What this task involves —
Every entry that follows needs to be repeated exactly.

Material —
-- -- --

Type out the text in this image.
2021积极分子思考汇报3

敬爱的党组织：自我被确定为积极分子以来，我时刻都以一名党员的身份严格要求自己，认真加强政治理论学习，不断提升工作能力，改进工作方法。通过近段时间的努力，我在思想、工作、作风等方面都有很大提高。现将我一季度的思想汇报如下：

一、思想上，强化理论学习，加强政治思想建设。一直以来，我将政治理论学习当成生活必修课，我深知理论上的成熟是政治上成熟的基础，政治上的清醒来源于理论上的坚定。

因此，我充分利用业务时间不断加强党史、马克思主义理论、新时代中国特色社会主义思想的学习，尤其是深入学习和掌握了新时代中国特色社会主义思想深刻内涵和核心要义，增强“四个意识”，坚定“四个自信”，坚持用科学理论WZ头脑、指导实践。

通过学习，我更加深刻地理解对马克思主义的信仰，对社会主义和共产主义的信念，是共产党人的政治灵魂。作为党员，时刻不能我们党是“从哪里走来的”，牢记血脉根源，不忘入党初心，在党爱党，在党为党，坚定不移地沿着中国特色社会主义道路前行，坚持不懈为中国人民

-- -- --

Answer to this exercise —
Type out the text in this image.
2021积极分子思考汇报3

敬爱的党组织：自我被确定为积极分子以来，我时刻都以一名党员的身份严格要求自己，认真加强政治理论学习，不断提升工作能力，改进工作方法。通过近段时间的努力，我在思想、工作、作风等方面都有很大提高。现将我一季度的思想汇报如下：

一、思想上，强化理论学习，加强政治思想建设。一直以来，我将政治理论学习当成生活必修课，我深知理论上的成熟是政治上成熟的基础，政治上的清醒来源于理论上的坚定。

因此，我充分利用业务时间不断加强党史、马克思主义理论、新时代中国特色社会主义思想的学习，尤其是深入学习和掌握了新时代中国特色社会主义思想深刻内涵和核心要义，增强“四个意识”，坚定“四个自信”，坚持用科学理论WZ头脑、指导实践。

通过学习，我更加深刻地理解对马克思主义的信仰，对社会主义和共产主义的信念，是共产党人的政治灵魂。作为党员，时刻不能我们党是“从哪里走来的”，牢记血脉根源，不忘入党初心，在党爱党，在党为党，坚定不移地沿着中国特色社会主义道路前行，坚持不懈为中国人民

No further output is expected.